Given exercise —
Look for the string "JSON" in every line, and copy each line that has it.

:::

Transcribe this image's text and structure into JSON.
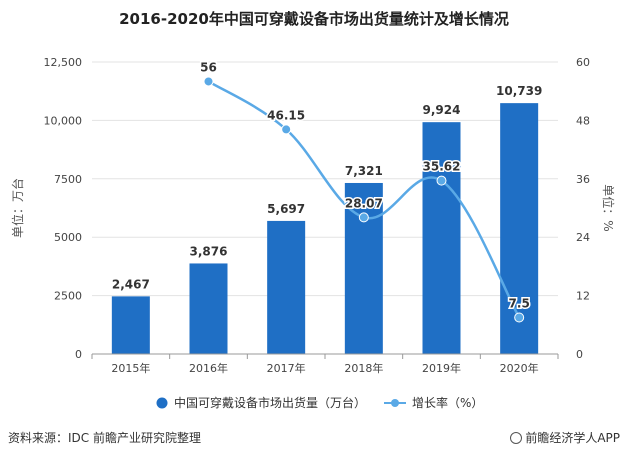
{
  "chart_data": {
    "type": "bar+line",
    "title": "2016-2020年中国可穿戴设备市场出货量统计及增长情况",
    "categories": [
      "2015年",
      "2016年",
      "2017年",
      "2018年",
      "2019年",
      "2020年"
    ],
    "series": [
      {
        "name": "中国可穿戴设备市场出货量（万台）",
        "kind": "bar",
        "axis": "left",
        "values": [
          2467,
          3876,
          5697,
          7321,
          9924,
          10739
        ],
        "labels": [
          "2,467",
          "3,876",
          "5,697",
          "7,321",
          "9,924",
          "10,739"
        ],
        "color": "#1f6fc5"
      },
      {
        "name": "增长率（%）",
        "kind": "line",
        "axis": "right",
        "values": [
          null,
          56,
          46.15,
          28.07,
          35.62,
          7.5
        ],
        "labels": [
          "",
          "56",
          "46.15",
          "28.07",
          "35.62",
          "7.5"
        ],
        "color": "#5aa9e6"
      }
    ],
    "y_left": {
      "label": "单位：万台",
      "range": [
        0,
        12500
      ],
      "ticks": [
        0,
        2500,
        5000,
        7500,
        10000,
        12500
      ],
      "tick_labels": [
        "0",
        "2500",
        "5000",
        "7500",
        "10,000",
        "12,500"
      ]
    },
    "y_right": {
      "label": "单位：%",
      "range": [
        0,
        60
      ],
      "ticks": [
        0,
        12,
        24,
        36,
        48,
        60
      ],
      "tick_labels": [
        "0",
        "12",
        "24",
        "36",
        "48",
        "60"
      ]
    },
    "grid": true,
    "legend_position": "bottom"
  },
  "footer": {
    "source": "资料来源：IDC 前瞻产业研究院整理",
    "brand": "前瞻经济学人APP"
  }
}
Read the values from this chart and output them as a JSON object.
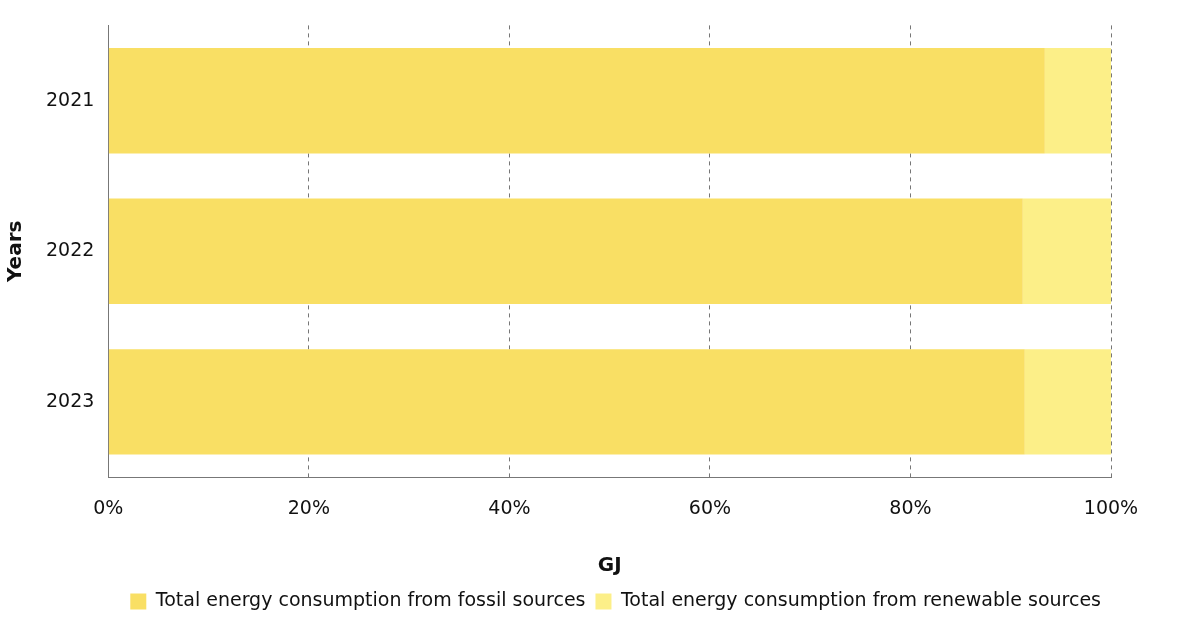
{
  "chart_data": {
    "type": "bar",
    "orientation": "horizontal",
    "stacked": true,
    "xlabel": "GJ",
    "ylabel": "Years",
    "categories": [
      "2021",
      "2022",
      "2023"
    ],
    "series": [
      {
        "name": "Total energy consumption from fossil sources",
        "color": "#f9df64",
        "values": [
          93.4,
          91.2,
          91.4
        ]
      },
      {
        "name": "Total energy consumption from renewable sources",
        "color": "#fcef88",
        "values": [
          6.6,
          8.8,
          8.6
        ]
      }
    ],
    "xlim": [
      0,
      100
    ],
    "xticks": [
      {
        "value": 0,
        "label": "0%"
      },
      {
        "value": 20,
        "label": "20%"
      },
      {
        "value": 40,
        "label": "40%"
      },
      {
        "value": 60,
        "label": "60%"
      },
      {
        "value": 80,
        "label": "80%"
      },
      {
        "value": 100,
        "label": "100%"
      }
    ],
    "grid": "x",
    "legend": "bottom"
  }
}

:::

Solution below —
Transcribe this image's text and structure into JSON.
Read the values from this chart and output them as a JSON object.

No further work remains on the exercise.